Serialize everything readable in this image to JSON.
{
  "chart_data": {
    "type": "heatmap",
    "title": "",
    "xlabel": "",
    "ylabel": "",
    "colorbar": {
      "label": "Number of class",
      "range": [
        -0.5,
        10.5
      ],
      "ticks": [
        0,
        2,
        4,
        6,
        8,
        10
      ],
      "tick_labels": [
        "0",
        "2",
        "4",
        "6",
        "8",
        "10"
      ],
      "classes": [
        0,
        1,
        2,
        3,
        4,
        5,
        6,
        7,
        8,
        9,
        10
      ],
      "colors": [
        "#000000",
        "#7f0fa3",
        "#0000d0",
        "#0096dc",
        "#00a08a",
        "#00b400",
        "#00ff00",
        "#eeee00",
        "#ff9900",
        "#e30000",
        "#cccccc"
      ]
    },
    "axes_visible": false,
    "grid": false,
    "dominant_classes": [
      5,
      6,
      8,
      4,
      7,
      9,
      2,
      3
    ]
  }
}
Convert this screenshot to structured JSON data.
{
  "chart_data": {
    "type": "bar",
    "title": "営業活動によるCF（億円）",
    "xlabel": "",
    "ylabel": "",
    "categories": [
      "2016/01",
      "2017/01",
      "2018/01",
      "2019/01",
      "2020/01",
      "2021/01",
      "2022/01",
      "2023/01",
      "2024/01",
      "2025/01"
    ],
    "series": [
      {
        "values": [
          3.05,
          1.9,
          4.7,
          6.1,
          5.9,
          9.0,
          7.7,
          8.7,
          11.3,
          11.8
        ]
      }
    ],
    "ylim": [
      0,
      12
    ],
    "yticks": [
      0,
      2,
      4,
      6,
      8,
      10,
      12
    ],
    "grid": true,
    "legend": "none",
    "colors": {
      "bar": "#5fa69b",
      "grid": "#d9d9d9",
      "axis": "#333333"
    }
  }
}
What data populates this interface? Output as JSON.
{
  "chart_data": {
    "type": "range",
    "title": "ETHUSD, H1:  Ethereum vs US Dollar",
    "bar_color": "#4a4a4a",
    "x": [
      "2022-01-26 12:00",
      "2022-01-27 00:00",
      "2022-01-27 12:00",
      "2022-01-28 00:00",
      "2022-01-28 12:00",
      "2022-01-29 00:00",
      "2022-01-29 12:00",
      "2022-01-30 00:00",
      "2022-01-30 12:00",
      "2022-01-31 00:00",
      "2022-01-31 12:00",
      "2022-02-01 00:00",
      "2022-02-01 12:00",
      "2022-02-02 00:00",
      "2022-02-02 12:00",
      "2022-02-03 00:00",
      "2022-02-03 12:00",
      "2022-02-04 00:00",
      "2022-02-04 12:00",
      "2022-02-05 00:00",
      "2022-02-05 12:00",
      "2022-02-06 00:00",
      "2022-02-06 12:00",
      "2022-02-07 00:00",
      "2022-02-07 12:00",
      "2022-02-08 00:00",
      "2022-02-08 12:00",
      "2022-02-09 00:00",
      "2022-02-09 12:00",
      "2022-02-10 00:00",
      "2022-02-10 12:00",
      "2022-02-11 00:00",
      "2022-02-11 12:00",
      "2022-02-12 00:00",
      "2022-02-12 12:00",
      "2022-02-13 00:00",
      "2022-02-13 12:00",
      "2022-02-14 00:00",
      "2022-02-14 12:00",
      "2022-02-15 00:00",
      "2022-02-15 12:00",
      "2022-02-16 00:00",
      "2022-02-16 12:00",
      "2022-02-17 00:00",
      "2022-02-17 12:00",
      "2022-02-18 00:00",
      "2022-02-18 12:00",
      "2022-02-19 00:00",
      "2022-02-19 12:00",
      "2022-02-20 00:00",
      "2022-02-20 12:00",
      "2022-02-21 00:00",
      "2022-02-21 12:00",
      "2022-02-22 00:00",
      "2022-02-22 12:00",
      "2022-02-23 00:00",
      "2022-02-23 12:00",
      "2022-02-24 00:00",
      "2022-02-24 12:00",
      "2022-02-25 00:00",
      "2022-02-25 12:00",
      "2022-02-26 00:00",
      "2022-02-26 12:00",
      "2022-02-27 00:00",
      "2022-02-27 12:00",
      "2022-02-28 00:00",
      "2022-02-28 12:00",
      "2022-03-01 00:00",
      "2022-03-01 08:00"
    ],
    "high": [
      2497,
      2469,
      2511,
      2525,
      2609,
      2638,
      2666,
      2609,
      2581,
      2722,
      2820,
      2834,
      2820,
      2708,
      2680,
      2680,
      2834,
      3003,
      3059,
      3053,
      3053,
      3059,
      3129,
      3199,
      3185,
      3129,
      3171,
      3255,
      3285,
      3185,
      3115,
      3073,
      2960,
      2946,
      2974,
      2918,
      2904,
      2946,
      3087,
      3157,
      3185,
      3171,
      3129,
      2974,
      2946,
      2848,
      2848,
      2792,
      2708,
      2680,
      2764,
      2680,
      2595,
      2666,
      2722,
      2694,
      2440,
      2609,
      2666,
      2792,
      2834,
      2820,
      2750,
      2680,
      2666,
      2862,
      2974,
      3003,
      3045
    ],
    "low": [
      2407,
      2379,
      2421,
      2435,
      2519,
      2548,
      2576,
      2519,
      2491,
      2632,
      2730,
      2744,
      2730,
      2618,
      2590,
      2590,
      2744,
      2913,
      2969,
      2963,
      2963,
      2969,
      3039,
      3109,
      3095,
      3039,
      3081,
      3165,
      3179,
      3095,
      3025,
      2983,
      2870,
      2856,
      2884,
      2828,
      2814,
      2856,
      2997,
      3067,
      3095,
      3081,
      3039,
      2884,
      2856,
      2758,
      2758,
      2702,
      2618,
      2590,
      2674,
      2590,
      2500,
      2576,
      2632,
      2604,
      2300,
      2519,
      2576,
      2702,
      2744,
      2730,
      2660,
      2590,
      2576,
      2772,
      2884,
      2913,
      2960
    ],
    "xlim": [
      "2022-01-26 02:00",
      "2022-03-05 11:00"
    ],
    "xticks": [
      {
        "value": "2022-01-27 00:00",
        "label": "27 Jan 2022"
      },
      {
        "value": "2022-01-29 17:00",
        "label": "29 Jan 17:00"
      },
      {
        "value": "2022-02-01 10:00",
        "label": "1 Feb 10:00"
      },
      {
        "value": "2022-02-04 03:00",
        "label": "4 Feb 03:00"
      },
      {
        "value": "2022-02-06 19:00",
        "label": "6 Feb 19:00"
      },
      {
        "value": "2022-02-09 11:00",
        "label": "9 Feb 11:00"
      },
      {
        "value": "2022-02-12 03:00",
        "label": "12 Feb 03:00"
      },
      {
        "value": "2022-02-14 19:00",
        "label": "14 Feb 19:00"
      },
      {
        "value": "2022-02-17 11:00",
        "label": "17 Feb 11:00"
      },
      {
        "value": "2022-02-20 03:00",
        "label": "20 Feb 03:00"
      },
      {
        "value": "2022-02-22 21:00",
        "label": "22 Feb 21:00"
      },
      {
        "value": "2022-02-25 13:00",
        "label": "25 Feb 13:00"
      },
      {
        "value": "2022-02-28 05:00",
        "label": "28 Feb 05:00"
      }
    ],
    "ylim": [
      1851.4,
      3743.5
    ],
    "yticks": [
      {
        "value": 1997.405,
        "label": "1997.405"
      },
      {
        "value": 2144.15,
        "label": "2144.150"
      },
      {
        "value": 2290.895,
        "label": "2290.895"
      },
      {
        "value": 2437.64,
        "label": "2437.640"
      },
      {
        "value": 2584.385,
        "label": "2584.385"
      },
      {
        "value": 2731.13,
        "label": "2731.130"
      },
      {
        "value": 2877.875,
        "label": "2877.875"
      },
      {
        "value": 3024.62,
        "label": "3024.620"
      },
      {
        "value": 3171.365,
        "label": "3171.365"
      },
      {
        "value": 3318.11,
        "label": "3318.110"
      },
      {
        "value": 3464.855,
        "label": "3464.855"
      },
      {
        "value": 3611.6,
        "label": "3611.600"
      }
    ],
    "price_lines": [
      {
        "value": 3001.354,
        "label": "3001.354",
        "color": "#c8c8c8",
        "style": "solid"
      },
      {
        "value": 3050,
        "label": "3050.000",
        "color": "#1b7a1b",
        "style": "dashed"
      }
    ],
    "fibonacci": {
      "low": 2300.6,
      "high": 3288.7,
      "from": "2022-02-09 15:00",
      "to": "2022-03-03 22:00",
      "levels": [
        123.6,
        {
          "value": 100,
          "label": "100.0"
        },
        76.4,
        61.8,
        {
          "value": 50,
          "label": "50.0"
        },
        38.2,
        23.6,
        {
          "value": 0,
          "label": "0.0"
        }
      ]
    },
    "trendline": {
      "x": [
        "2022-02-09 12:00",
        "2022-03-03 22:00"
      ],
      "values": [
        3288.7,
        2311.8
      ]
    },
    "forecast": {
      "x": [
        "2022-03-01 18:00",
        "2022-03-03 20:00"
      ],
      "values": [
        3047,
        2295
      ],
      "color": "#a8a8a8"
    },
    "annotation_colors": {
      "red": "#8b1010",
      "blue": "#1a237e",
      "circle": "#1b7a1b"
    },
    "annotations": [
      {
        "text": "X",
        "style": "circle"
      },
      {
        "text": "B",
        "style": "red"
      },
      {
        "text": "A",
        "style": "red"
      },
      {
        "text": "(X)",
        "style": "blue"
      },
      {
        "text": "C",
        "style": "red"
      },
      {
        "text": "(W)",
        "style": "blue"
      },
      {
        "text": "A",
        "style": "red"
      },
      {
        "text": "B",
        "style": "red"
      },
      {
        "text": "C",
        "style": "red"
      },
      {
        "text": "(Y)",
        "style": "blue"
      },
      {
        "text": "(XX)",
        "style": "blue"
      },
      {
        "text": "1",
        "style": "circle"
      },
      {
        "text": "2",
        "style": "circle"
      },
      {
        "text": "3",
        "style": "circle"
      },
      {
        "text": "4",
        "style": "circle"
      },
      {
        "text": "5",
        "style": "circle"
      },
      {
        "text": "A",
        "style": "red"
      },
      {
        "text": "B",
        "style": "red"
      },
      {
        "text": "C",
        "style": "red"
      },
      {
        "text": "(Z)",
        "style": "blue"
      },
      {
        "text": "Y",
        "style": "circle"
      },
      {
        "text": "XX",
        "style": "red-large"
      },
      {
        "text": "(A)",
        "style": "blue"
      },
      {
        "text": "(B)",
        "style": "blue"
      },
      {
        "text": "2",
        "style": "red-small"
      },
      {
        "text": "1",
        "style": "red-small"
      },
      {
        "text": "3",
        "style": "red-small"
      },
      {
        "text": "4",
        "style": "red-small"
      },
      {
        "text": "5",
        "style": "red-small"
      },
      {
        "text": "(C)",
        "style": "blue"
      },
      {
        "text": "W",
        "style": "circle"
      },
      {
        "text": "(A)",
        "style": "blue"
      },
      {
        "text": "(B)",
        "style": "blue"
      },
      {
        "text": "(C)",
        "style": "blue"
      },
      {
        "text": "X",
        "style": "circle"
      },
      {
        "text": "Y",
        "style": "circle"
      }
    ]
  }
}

━━━━━━━━━━━━━━━━

- **Required task**: Search the entries for the word "title", then list each line that holds it.

- **Result of the exercise**:
    "title": "",
    "title": "営業活動によるCF（億円）",
    "title": "ETHUSD, H1:  Ethereum vs US Dollar",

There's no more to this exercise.